Exercise directions: Below are some records. Copy every line in them that holds "What".

Raw records:
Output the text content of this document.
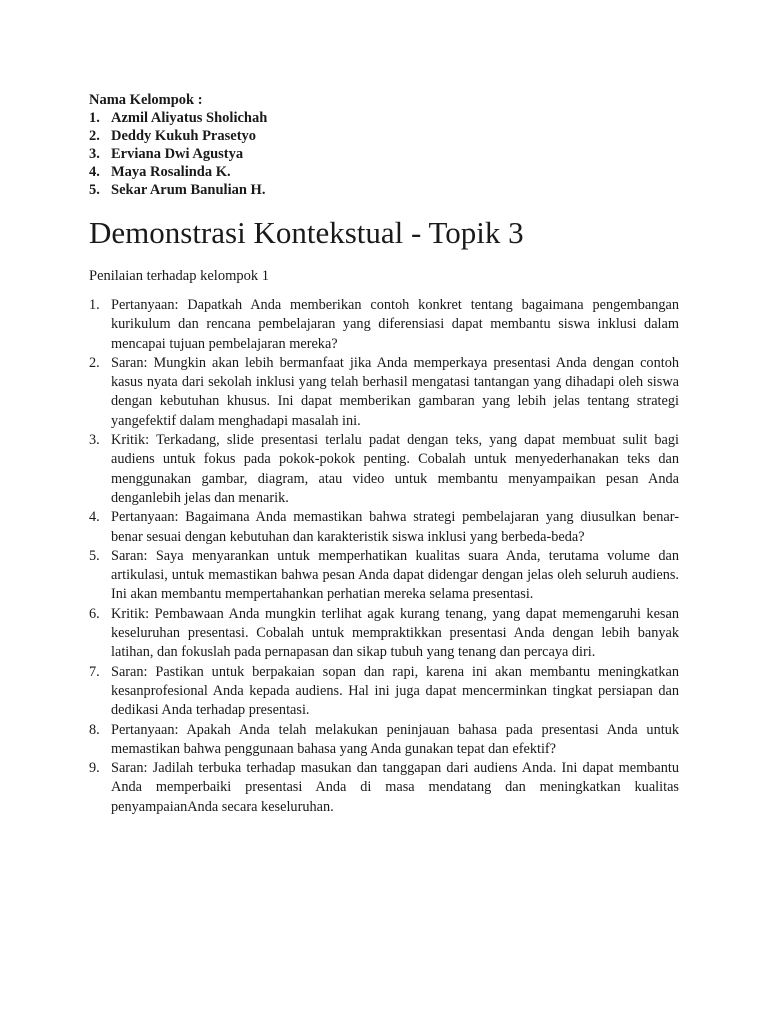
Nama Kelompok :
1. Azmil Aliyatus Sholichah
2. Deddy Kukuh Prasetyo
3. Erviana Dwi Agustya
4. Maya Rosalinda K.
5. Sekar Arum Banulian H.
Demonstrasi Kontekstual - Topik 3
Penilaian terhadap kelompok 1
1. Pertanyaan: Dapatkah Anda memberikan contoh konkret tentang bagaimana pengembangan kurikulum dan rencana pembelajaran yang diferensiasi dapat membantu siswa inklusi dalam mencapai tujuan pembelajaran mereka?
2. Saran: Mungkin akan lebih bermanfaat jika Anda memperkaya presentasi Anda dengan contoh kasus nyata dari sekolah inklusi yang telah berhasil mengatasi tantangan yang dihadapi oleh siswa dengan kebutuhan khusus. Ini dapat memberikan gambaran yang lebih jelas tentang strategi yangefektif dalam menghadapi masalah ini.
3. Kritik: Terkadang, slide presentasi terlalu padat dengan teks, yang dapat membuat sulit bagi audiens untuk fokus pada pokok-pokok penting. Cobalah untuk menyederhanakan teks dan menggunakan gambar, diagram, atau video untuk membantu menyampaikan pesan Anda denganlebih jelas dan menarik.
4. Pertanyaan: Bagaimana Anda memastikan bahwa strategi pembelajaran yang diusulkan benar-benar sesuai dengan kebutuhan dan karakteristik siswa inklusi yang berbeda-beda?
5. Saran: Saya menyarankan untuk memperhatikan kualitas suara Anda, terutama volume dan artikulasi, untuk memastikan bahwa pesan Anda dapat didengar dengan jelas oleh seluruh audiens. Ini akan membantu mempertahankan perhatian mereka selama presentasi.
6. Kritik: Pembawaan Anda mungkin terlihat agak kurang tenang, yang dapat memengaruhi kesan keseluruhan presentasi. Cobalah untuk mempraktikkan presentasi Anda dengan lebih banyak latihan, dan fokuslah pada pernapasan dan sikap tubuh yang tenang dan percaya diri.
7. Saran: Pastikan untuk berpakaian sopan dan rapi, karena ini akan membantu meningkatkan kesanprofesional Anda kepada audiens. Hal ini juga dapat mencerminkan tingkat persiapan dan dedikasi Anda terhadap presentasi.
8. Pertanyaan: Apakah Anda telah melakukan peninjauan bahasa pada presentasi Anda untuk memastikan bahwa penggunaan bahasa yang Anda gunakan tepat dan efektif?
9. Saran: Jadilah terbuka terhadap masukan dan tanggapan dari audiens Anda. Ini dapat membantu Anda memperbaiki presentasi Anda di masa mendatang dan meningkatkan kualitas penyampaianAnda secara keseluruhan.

* * *

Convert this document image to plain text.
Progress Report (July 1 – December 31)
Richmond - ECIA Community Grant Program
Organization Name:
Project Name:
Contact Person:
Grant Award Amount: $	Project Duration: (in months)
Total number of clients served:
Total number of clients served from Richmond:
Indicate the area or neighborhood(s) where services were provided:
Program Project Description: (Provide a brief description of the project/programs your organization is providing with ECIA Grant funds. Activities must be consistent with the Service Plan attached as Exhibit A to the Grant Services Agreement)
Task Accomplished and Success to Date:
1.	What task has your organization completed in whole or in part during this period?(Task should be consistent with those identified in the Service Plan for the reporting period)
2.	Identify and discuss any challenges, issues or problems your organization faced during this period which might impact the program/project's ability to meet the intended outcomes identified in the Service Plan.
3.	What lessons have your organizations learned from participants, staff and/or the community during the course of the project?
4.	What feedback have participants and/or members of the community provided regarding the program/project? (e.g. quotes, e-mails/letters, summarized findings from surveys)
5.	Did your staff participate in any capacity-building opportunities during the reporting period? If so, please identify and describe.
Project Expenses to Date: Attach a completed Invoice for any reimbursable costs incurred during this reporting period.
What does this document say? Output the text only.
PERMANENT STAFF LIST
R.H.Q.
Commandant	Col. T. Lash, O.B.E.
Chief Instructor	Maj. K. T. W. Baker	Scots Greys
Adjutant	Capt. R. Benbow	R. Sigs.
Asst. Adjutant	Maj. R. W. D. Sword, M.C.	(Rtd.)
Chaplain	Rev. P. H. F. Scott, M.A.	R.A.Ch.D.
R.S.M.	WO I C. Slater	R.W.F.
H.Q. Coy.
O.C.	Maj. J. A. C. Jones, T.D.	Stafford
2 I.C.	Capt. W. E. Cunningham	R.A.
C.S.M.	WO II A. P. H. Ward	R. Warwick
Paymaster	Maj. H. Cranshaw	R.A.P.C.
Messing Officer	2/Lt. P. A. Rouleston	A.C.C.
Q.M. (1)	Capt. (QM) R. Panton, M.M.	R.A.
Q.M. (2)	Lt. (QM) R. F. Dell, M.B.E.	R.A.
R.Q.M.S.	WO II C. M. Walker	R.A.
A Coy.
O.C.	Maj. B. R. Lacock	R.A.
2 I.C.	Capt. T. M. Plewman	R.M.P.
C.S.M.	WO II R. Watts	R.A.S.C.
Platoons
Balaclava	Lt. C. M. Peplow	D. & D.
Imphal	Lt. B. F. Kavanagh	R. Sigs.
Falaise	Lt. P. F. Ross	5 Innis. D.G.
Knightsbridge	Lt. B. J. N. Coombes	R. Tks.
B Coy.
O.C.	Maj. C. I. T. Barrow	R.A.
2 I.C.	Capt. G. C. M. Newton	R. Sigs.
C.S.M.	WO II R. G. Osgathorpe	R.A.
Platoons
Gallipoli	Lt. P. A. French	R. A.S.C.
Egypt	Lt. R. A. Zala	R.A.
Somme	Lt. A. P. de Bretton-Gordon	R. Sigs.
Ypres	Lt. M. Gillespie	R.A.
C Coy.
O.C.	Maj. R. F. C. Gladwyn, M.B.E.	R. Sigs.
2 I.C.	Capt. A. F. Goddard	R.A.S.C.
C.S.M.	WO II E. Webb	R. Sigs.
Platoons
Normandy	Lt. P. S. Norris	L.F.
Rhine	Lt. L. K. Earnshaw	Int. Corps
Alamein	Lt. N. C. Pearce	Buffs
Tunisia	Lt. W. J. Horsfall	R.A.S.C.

Correct answer:
1.	What task has your organization completed in whole or in part during this period?(Task should be consistent with those identified in the Service Plan for the reporting period)
3.	What lessons have your organizations learned from participants, staff and/or the community during the course of the project?
4.	What feedback have participants and/or members of the community provided regarding the program/project? (e.g. quotes, e-mails/letters, summarized findings from surveys)
What does this document say? Output the text only.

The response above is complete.